Copy out the records precisely, omitting pictures.

*** Provided data

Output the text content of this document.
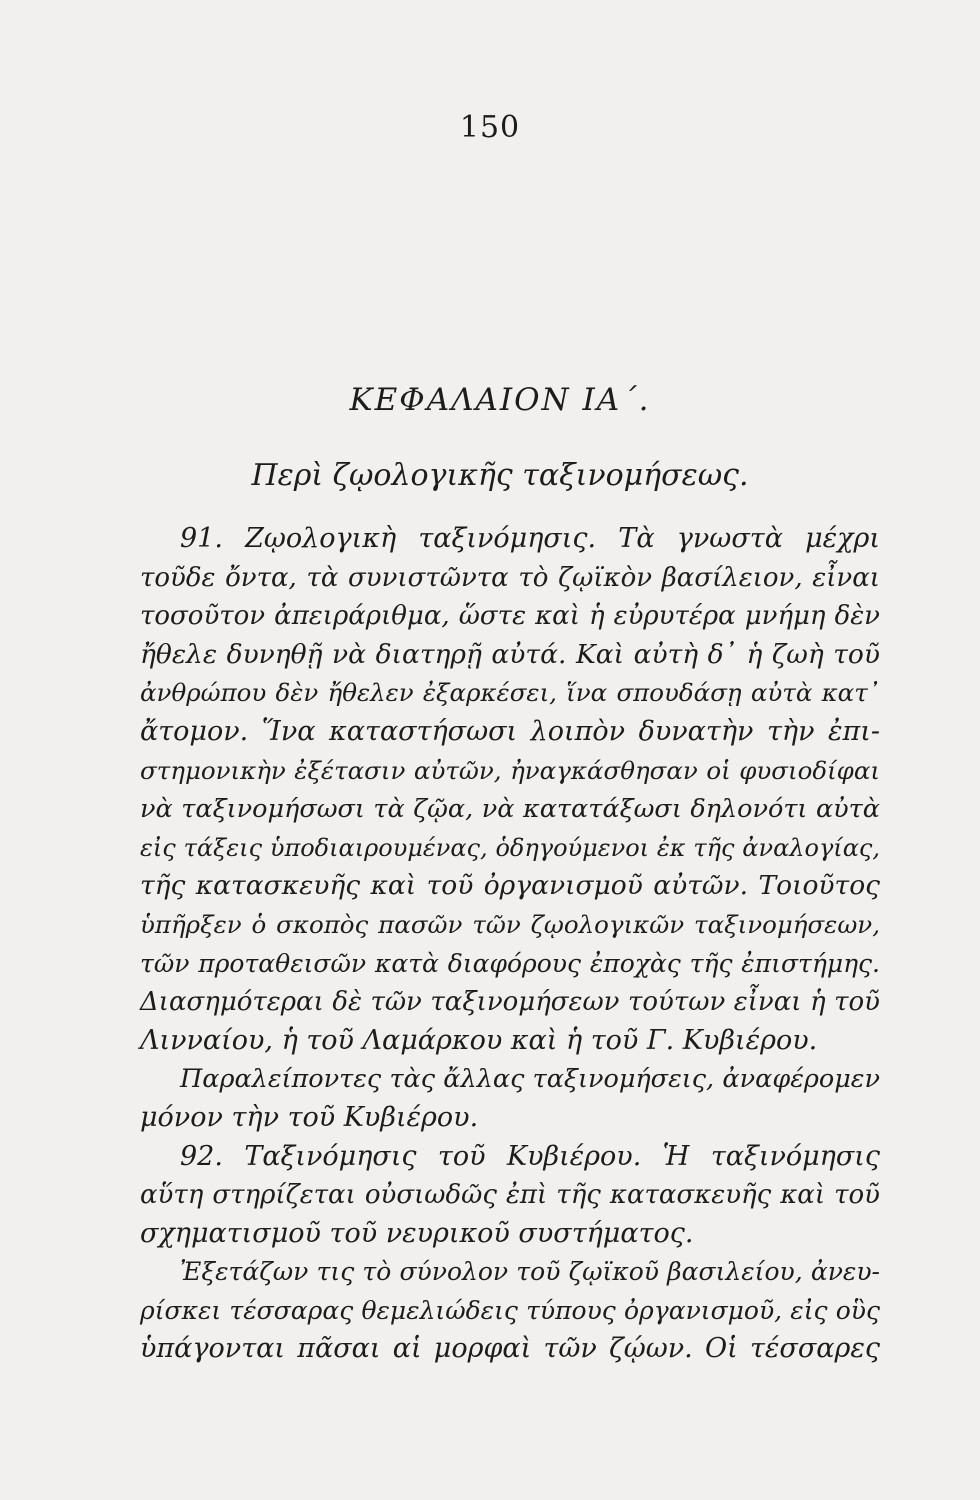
150
ΚΕΦΑΛΑΙΟΝ ΙΑ΄.
Περὶ ζῳολογικῆς ταξινομήσεως.
91. Ζῳολογικὴ ταξινόμησις. Τὰ γνωστὰ μέχρι
τοῦδε ὄντα, τὰ συνιστῶντα τὸ ζῳϊκὸν βασίλειον, εἶναι
τοσοῦτον ἀπειράριθμα, ὥστε καὶ ἡ εὐρυτέρα μνήμη δὲν
ἤθελε δυνηθῇ νὰ διατηρῇ αὐτά. Καὶ αὐτὴ δ᾽ ἡ ζωὴ τοῦ
ἀνθρώπου δὲν ἤθελεν ἐξαρκέσει, ἵνα σπουδάσῃ αὐτὰ κατ᾽
ἄτομον. Ἵνα καταστήσωσι λοιπὸν δυνατὴν τὴν ἐπι-
στημονικὴν ἐξέτασιν αὐτῶν, ἠναγκάσθησαν οἱ φυσιοδίφαι
νὰ ταξινομήσωσι τὰ ζῷα, νὰ κατατάξωσι δηλονότι αὐτὰ
εἰς τάξεις ὑποδιαιρουμένας, ὁδηγούμενοι ἐκ τῆς ἀναλογίας,
τῆς κατασκευῆς καὶ τοῦ ὀργανισμοῦ αὐτῶν. Τοιοῦτος
ὑπῆρξεν ὁ σκοπὸς πασῶν τῶν ζῳολογικῶν ταξινομήσεων,
τῶν προταθεισῶν κατὰ διαφόρους ἐποχὰς τῆς ἐπιστήμης.
Διασημότεραι δὲ τῶν ταξινομήσεων τούτων εἶναι ἡ τοῦ
Λινναίου, ἡ τοῦ Λαμάρκου καὶ ἡ τοῦ Γ. Κυβιέρου.
Παραλείποντες τὰς ἄλλας ταξινομήσεις, ἀναφέρομεν
μόνον τὴν τοῦ Κυβιέρου.
92. Ταξινόμησις τοῦ Κυβιέρου. Ἡ ταξινόμησις
αὕτη στηρίζεται οὐσιωδῶς ἐπὶ τῆς κατασκευῆς καὶ τοῦ
σχηματισμοῦ τοῦ νευρικοῦ συστήματος.
Ἐξετάζων τις τὸ σύνολον τοῦ ζῳϊκοῦ βασιλείου, ἀνευ-
ρίσκει τέσσαρας θεμελιώδεις τύπους ὀργανισμοῦ, εἰς οὓς
ὑπάγονται πᾶσαι αἱ μορφαὶ τῶν ζῴων. Οἱ τέσσαρες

******

■ Written solution ■
Output the text content of this document.
150
ΚΕΦΑΛΑΙΟΝ ΙΑ΄.
Περὶ ζῳολογικῆς ταξινομήσεως.
91. Ζῳολογικὴ ταξινόμησις. Τὰ γνωστὰ μέχρι
τοῦδε ὄντα, τὰ συνιστῶντα τὸ ζῳϊκὸν βασίλειον, εἶναι
τοσοῦτον ἀπειράριθμα, ὥστε καὶ ἡ εὐρυτέρα μνήμη δὲν
ἤθελε δυνηθῇ νὰ διατηρῇ αὐτά. Καὶ αὐτὴ δ᾽ ἡ ζωὴ τοῦ
ἀνθρώπου δὲν ἤθελεν ἐξαρκέσει, ἵνα σπουδάσῃ αὐτὰ κατ᾽
ἄτομον. Ἵνα καταστήσωσι λοιπὸν δυνατὴν τὴν ἐπι-
στημονικὴν ἐξέτασιν αὐτῶν, ἠναγκάσθησαν οἱ φυσιοδίφαι
νὰ ταξινομήσωσι τὰ ζῷα, νὰ κατατάξωσι δηλονότι αὐτὰ
εἰς τάξεις ὑποδιαιρουμένας, ὁδηγούμενοι ἐκ τῆς ἀναλογίας,
τῆς κατασκευῆς καὶ τοῦ ὀργανισμοῦ αὐτῶν. Τοιοῦτος
ὑπῆρξεν ὁ σκοπὸς πασῶν τῶν ζῳολογικῶν ταξινομήσεων,
τῶν προταθεισῶν κατὰ διαφόρους ἐποχὰς τῆς ἐπιστήμης.
Διασημότεραι δὲ τῶν ταξινομήσεων τούτων εἶναι ἡ τοῦ
Λινναίου, ἡ τοῦ Λαμάρκου καὶ ἡ τοῦ Γ. Κυβιέρου.
Παραλείποντες τὰς ἄλλας ταξινομήσεις, ἀναφέρομεν
μόνον τὴν τοῦ Κυβιέρου.
92. Ταξινόμησις τοῦ Κυβιέρου. Ἡ ταξινόμησις
αὕτη στηρίζεται οὐσιωδῶς ἐπὶ τῆς κατασκευῆς καὶ τοῦ
σχηματισμοῦ τοῦ νευρικοῦ συστήματος.
Ἐξετάζων τις τὸ σύνολον τοῦ ζῳϊκοῦ βασιλείου, ἀνευ-
ρίσκει τέσσαρας θεμελιώδεις τύπους ὀργανισμοῦ, εἰς οὓς
ὑπάγονται πᾶσαι αἱ μορφαὶ τῶν ζῴων. Οἱ τέσσαρες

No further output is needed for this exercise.